- **Problem statement**
Search the records for the word "content" and report each line that has it.

- **Exercise materials**
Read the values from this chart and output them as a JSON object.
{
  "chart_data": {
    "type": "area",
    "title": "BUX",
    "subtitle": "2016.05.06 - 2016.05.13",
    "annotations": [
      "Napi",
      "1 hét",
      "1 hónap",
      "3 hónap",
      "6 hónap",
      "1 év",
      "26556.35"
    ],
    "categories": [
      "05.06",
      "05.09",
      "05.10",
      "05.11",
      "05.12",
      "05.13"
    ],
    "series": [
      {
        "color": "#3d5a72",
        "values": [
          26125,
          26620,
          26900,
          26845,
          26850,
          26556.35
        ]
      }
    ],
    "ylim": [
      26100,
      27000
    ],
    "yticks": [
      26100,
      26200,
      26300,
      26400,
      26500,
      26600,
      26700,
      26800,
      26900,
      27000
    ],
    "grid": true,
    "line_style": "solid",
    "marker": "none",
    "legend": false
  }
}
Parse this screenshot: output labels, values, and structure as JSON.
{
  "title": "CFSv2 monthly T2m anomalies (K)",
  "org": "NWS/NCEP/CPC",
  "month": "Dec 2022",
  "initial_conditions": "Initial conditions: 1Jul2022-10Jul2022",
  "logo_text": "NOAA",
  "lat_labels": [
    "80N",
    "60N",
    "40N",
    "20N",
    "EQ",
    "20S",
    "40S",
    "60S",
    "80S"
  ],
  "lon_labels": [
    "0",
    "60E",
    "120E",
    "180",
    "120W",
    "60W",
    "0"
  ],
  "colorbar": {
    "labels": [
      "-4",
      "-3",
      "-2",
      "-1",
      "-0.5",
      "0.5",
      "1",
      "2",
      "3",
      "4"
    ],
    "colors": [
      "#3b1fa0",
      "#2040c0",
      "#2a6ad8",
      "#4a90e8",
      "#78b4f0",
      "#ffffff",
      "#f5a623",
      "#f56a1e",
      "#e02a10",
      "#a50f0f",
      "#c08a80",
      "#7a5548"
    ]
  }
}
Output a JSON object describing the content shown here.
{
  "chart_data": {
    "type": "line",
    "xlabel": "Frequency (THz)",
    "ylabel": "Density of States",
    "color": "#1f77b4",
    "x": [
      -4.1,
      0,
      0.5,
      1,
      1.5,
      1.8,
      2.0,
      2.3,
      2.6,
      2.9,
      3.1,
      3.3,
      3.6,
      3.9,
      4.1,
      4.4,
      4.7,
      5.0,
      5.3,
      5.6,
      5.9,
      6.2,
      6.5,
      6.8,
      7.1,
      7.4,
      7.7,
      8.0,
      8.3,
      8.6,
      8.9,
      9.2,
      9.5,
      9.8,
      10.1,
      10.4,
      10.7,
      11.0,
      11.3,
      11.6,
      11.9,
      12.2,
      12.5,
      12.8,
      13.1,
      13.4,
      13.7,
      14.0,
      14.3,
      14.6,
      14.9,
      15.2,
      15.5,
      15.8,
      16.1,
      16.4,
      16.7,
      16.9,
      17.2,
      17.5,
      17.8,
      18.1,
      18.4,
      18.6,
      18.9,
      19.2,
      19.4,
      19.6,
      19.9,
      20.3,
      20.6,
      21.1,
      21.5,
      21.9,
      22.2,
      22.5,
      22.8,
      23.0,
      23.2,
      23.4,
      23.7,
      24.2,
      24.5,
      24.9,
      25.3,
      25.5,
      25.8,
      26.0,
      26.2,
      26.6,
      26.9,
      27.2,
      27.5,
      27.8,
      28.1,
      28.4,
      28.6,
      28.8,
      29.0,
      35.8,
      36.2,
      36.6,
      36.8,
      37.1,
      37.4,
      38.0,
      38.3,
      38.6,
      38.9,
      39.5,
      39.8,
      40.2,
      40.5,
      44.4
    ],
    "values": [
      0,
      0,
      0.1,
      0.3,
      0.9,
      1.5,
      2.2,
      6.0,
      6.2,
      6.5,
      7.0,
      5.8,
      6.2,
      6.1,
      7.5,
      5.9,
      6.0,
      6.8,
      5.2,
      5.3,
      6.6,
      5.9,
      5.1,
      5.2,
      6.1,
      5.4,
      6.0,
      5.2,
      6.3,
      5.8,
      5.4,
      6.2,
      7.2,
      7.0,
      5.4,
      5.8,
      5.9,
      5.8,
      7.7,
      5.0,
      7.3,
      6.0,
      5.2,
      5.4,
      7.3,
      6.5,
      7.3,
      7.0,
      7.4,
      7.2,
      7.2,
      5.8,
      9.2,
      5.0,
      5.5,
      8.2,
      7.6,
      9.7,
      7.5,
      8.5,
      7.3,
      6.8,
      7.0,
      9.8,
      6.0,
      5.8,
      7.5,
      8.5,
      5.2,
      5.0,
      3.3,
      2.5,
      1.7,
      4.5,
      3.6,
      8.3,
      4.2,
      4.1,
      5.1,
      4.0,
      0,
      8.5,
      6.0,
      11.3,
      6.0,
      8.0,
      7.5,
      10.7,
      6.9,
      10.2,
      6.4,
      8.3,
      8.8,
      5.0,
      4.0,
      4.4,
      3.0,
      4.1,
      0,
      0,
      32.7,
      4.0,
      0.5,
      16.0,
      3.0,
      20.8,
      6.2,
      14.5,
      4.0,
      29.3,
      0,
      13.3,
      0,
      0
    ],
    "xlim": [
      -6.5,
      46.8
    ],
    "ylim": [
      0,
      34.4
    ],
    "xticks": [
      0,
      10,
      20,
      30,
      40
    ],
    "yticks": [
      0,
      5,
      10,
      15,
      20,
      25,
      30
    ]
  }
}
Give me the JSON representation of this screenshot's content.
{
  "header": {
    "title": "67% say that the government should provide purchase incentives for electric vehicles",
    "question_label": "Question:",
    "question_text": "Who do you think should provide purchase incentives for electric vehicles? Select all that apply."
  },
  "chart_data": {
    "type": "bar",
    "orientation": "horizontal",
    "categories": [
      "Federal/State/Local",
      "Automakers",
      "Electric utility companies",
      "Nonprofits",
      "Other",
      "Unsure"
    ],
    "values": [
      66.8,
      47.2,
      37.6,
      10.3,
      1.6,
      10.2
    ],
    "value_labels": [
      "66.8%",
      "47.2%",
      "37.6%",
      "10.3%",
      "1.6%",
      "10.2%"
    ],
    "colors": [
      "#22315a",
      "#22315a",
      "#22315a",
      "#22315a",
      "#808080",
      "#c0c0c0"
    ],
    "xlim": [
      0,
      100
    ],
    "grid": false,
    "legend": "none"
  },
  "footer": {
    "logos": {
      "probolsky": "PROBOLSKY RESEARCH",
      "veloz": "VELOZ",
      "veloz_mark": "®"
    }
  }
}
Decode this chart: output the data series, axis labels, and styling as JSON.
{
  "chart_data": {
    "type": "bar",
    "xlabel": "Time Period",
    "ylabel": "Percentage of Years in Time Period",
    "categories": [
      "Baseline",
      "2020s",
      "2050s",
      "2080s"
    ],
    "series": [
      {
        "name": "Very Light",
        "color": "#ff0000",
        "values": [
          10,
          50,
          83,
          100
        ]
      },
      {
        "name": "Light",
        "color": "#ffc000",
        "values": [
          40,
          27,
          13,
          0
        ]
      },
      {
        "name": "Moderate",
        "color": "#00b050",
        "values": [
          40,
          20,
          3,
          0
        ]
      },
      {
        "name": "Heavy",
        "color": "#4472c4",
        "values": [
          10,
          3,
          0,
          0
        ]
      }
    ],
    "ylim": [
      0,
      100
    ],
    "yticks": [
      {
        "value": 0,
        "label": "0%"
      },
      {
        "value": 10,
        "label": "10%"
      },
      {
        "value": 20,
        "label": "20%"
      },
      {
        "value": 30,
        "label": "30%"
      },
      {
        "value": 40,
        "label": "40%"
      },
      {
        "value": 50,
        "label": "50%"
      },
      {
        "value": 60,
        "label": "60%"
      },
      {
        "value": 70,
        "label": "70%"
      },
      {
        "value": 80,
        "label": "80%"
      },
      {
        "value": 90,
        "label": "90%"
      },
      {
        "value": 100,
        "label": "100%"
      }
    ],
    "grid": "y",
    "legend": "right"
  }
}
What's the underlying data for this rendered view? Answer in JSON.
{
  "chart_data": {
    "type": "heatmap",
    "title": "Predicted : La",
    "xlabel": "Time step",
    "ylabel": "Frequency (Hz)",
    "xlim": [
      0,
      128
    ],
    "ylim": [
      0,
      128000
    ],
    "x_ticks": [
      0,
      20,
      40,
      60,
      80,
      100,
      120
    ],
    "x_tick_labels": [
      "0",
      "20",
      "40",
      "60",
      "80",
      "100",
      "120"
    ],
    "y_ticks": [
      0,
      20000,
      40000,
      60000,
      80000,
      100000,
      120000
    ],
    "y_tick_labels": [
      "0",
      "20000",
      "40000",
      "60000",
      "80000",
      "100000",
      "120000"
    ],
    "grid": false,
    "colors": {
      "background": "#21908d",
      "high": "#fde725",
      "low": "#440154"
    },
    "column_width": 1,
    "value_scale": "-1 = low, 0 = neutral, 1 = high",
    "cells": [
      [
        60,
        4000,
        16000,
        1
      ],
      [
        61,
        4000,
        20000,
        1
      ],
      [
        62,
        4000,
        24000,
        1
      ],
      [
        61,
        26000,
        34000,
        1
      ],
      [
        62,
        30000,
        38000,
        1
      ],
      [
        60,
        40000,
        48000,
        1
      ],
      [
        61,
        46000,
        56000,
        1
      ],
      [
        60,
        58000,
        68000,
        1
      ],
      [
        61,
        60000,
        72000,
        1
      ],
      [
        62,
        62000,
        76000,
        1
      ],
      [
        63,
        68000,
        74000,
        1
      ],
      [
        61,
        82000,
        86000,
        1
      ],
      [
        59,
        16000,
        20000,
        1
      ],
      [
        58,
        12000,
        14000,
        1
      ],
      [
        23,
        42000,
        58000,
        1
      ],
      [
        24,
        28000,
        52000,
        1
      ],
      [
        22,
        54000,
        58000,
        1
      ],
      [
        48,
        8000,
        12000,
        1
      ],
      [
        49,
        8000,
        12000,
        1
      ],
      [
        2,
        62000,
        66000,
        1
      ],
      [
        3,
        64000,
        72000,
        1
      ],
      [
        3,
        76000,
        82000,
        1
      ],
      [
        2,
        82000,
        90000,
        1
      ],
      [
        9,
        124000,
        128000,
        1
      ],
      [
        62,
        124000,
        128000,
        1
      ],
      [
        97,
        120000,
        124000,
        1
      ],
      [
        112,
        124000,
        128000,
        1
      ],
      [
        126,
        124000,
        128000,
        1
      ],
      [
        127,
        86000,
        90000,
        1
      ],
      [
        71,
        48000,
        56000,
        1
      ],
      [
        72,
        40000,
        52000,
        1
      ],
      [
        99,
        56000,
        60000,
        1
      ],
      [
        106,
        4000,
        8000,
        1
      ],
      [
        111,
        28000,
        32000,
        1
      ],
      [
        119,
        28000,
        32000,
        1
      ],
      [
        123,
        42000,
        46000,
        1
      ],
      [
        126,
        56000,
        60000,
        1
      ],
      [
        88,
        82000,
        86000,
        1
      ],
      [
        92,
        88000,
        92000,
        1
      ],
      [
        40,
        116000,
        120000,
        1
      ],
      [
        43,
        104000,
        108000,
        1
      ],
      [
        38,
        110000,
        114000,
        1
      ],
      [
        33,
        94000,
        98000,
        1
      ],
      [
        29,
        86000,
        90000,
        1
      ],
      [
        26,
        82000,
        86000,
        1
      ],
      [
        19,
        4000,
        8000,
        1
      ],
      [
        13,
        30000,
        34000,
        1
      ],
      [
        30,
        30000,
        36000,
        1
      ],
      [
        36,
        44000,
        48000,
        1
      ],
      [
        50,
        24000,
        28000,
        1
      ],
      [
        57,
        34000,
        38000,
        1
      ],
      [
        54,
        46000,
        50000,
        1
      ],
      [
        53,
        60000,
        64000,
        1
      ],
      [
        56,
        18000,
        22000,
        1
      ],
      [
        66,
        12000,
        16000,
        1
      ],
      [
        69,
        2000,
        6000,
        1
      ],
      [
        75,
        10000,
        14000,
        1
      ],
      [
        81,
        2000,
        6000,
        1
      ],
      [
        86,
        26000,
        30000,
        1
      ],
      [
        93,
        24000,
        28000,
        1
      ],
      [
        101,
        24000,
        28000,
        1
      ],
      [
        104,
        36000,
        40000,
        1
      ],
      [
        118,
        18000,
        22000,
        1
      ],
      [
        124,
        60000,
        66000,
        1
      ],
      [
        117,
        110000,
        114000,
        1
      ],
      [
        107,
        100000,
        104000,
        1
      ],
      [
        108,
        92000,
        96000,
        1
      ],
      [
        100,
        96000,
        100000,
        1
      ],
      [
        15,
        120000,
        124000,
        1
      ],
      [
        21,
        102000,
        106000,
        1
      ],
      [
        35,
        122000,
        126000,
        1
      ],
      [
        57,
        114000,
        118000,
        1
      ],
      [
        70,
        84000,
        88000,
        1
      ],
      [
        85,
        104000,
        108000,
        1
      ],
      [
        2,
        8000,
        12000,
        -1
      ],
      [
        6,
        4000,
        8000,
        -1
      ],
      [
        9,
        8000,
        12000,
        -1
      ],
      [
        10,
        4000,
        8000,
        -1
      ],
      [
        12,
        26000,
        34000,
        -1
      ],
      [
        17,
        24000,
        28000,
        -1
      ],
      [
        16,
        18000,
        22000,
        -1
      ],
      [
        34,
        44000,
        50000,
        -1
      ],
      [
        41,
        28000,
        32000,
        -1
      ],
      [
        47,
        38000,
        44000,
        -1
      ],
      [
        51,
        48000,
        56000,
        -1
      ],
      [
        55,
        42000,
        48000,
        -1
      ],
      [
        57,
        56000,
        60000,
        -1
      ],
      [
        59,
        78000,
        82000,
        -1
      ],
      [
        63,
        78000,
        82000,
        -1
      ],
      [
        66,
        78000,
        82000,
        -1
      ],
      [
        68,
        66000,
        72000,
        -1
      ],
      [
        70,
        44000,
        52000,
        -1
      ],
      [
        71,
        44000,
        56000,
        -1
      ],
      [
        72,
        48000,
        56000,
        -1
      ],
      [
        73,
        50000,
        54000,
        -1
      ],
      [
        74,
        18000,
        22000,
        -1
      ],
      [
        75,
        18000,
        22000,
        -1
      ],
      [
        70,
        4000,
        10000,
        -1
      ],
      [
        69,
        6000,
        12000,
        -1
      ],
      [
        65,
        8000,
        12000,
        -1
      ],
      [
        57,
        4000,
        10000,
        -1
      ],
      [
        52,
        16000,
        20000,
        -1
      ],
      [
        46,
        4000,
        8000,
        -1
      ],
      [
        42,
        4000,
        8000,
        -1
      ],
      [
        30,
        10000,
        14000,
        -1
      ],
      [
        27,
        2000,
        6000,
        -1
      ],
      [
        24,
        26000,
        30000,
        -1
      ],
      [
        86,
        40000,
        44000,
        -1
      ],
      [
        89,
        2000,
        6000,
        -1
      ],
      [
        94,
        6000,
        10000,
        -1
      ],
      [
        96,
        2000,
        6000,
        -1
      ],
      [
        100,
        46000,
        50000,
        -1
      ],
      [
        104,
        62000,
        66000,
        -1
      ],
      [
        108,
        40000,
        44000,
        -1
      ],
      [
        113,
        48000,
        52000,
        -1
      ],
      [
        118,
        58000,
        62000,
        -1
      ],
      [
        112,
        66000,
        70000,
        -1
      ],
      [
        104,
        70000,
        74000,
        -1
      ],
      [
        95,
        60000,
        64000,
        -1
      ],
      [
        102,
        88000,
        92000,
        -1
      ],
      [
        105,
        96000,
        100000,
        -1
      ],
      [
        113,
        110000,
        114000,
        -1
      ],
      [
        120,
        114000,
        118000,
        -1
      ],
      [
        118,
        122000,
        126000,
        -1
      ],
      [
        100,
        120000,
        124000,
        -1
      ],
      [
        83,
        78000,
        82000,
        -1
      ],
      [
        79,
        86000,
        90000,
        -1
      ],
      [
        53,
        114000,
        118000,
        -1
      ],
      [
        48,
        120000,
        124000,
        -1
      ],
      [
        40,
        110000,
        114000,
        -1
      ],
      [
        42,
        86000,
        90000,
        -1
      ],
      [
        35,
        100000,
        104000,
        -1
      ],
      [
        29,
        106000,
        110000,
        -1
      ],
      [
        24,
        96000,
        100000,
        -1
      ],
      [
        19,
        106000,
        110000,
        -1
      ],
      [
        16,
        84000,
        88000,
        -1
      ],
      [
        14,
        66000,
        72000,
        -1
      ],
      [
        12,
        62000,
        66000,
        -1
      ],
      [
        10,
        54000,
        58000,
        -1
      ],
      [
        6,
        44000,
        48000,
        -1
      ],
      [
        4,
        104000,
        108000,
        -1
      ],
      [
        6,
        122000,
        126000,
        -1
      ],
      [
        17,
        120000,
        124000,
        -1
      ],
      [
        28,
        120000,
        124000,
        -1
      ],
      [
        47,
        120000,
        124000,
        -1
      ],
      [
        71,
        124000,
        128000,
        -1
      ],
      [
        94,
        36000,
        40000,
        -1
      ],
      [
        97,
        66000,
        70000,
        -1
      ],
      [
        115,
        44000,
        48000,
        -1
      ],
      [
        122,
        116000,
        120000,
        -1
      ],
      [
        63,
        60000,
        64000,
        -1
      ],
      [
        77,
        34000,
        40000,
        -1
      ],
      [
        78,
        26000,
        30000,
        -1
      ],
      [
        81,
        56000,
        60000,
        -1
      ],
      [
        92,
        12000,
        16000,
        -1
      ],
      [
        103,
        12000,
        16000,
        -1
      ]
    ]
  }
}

- **Written response**
Output a JSON object describing the content shown here.
Give me the JSON representation of this screenshot's content.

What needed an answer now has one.